◆ **Task goal**: Please tally the lines in the data below that include the string "inlärningssvårigheter", and reply with only the total.

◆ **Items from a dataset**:
▽
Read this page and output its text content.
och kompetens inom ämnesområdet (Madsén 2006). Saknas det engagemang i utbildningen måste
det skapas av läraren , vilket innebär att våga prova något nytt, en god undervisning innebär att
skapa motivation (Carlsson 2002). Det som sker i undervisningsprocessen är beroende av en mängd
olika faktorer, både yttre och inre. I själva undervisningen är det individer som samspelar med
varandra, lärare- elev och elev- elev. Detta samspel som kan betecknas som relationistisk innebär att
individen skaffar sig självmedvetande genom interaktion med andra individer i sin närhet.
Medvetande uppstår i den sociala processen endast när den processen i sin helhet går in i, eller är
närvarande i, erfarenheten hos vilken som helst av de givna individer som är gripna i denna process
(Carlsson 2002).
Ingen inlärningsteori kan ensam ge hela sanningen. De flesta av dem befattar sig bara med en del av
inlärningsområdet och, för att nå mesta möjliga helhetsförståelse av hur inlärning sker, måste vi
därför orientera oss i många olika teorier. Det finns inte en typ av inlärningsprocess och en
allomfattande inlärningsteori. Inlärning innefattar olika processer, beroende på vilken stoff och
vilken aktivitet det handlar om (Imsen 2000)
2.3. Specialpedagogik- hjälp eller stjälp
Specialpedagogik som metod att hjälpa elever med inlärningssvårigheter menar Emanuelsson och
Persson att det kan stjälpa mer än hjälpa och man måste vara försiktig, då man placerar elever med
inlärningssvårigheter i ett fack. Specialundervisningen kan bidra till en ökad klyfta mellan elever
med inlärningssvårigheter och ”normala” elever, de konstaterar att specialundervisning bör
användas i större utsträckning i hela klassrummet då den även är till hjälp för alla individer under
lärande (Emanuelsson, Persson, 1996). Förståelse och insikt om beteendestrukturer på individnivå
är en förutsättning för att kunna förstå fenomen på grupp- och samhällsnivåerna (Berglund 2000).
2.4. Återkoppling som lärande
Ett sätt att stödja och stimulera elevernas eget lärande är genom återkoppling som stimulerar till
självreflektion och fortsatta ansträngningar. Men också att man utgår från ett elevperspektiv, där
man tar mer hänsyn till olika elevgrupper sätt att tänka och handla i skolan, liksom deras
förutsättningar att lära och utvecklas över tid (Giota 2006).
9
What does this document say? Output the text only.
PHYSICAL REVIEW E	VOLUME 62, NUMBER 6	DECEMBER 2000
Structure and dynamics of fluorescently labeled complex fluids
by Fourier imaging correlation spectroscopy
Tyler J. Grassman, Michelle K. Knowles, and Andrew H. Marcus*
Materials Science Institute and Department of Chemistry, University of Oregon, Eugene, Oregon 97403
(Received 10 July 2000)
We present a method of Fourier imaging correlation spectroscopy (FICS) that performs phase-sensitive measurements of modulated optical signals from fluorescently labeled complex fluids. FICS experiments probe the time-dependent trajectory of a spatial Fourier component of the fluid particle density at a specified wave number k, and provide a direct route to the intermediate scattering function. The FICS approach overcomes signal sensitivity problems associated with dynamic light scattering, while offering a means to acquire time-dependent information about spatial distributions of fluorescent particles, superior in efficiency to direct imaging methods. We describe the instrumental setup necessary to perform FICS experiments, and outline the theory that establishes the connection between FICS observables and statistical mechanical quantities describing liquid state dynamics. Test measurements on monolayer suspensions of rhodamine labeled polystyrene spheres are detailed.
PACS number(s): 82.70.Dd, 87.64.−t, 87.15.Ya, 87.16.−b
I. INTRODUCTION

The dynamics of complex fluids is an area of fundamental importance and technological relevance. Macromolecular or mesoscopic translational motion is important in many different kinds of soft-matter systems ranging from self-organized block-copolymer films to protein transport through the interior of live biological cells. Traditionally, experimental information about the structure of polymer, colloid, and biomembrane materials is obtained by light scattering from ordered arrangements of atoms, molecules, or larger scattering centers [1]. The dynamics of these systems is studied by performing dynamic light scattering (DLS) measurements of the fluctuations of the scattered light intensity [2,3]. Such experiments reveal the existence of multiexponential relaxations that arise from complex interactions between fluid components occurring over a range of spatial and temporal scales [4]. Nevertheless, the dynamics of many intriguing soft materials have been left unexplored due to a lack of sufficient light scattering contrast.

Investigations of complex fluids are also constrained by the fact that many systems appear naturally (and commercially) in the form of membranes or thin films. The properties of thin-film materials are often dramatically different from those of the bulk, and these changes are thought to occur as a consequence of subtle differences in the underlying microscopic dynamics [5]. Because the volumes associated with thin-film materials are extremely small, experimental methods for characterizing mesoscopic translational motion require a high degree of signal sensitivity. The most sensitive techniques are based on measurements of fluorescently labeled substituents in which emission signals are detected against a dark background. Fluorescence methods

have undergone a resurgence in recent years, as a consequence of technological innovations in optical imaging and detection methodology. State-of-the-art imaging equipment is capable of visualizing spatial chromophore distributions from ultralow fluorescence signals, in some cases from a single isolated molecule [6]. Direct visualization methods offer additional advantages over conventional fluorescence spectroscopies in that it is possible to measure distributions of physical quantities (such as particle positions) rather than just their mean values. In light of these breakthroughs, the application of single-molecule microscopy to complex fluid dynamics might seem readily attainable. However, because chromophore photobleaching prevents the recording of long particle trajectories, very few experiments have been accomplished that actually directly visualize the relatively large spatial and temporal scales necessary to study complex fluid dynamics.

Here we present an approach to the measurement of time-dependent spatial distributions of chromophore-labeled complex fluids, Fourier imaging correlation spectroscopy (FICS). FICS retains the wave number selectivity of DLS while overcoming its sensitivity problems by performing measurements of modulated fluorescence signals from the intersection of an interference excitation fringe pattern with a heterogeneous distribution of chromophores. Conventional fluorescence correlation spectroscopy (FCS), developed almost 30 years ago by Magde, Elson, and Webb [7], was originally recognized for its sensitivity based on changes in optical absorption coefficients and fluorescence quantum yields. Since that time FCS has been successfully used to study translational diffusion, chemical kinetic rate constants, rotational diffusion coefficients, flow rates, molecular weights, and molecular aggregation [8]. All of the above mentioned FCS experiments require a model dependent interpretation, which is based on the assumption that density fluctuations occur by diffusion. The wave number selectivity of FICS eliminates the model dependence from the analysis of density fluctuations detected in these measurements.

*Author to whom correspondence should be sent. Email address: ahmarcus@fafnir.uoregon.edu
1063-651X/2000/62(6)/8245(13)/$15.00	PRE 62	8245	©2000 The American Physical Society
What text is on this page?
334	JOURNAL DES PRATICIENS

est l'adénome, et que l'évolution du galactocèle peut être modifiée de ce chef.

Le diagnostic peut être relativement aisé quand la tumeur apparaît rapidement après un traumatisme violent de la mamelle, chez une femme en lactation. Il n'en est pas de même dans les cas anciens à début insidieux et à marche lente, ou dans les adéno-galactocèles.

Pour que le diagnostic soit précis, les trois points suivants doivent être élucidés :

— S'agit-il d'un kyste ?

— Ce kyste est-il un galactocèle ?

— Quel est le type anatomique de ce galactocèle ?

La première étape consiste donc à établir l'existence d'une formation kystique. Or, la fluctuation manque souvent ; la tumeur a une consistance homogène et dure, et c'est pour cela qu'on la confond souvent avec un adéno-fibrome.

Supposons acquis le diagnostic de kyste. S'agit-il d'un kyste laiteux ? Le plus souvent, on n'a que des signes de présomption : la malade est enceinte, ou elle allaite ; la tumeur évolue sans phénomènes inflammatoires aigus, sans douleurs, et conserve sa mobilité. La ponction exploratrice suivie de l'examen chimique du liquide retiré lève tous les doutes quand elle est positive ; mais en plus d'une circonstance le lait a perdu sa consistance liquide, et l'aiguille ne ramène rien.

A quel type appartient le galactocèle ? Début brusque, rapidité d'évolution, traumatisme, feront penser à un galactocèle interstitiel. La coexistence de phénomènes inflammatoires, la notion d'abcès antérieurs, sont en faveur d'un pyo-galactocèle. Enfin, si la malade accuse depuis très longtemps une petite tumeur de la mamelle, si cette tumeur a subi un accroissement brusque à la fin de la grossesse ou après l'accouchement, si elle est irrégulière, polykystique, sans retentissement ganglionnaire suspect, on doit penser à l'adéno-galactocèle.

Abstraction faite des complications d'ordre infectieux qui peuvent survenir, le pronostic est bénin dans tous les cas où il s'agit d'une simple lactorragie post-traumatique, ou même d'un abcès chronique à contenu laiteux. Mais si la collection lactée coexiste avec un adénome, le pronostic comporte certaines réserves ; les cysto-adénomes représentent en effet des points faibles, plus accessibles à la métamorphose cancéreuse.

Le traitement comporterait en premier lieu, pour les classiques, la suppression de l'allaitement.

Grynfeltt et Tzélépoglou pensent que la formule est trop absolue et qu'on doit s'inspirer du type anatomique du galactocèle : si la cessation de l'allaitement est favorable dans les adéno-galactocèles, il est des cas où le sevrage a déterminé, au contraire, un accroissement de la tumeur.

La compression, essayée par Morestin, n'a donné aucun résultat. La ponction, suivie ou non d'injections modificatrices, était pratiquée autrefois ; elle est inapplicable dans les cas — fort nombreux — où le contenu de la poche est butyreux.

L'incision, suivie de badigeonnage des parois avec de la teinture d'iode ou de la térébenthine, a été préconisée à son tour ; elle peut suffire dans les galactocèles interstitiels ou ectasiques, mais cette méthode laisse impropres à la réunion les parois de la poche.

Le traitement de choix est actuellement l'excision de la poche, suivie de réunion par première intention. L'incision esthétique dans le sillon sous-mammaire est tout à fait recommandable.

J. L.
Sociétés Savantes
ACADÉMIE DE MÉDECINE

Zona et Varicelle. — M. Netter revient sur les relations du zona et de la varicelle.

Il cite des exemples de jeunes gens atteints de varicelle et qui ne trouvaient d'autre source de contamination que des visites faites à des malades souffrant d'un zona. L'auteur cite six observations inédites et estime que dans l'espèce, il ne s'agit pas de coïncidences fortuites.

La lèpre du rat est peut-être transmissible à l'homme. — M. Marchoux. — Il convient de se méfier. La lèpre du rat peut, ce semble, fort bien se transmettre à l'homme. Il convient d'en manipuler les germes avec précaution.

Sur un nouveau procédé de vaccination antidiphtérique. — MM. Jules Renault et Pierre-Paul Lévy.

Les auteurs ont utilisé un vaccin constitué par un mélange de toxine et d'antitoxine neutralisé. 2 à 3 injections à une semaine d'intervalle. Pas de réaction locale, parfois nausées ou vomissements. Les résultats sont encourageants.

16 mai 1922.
△
◆ **Expected answer**: 3